◆ **TASK DESCRIPTION**:
Provide an exact reproduction of every entry.
— begin DATA LINES —
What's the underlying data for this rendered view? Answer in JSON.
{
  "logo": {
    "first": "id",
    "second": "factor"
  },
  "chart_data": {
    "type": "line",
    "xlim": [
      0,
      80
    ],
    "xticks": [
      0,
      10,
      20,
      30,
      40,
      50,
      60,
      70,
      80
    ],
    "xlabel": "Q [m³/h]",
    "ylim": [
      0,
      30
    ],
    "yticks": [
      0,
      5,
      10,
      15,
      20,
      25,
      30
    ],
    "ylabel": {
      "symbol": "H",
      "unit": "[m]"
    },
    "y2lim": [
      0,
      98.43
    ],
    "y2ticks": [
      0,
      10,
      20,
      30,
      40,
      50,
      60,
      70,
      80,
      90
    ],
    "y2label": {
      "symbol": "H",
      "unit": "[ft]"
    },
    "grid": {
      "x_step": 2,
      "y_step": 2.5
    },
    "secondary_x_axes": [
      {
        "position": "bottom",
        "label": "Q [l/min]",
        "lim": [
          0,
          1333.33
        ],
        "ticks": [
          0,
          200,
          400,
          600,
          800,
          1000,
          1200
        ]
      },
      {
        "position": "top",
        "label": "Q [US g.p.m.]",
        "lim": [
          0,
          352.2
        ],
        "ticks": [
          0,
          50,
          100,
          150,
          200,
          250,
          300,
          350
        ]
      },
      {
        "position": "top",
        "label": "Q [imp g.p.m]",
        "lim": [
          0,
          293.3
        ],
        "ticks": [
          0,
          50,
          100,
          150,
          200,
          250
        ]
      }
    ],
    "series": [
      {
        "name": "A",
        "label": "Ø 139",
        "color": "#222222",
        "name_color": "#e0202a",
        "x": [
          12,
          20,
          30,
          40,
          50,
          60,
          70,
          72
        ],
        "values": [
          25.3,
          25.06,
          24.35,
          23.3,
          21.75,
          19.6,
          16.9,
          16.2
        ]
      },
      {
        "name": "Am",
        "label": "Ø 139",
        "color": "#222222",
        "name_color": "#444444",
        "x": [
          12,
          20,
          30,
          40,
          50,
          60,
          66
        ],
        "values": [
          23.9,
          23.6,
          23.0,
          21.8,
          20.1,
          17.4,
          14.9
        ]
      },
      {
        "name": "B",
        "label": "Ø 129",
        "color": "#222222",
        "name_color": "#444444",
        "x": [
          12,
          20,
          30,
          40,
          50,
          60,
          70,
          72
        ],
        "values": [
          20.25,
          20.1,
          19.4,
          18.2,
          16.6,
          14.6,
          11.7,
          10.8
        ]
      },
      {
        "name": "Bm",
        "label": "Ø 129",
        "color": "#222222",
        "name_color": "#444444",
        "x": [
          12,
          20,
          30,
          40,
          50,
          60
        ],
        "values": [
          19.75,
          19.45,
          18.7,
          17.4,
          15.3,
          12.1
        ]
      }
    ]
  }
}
— end DATA LINES —
◆ **ANSWER FOR THE TASK**:
What's the underlying data for this rendered view? Answer in JSON.
{
  "logo": {
    "first": "id",
    "second": "factor"
  },
  "chart_data": {
    "type": "line",
    "xlim": [
      0,
      80
    ],
    "xticks": [
      0,
      10,
      20,
      30,
      40,
      50,
      60,
      70,
      80
    ],
    "xlabel": "Q [m³/h]",
    "ylim": [
      0,
      30
    ],
    "yticks": [
      0,
      5,
      10,
      15,
      20,
      25,
      30
    ],
    "ylabel": {
      "symbol": "H",
      "unit": "[m]"
    },
    "y2lim": [
      0,
      98.43
    ],
    "y2ticks": [
      0,
      10,
      20,
      30,
      40,
      50,
      60,
      70,
      80,
      90
    ],
    "y2label": {
      "symbol": "H",
      "unit": "[ft]"
    },
    "grid": {
      "x_step": 2,
      "y_step": 2.5
    },
    "secondary_x_axes": [
      {
        "position": "bottom",
        "label": "Q [l/min]",
        "lim": [
          0,
          1333.33
        ],
        "ticks": [
          0,
          200,
          400,
          600,
          800,
          1000,
          1200
        ]
      },
      {
        "position": "top",
        "label": "Q [US g.p.m.]",
        "lim": [
          0,
          352.2
        ],
        "ticks": [
          0,
          50,
          100,
          150,
          200,
          250,
          300,
          350
        ]
      },
      {
        "position": "top",
        "label": "Q [imp g.p.m]",
        "lim": [
          0,
          293.3
        ],
        "ticks": [
          0,
          50,
          100,
          150,
          200,
          250
        ]
      }
    ],
    "series": [
      {
        "name": "A",
        "label": "Ø 139",
        "color": "#222222",
        "name_color": "#e0202a",
        "x": [
          12,
          20,
          30,
          40,
          50,
          60,
          70,
          72
        ],
        "values": [
          25.3,
          25.06,
          24.35,
          23.3,
          21.75,
          19.6,
          16.9,
          16.2
        ]
      },
      {
        "name": "Am",
        "label": "Ø 139",
        "color": "#222222",
        "name_color": "#444444",
        "x": [
          12,
          20,
          30,
          40,
          50,
          60,
          66
        ],
        "values": [
          23.9,
          23.6,
          23.0,
          21.8,
          20.1,
          17.4,
          14.9
        ]
      },
      {
        "name": "B",
        "label": "Ø 129",
        "color": "#222222",
        "name_color": "#444444",
        "x": [
          12,
          20,
          30,
          40,
          50,
          60,
          70,
          72
        ],
        "values": [
          20.25,
          20.1,
          19.4,
          18.2,
          16.6,
          14.6,
          11.7,
          10.8
        ]
      },
      {
        "name": "Bm",
        "label": "Ø 129",
        "color": "#222222",
        "name_color": "#444444",
        "x": [
          12,
          20,
          30,
          40,
          50,
          60
        ],
        "values": [
          19.75,
          19.45,
          18.7,
          17.4,
          15.3,
          12.1
        ]
      }
    ]
  }
}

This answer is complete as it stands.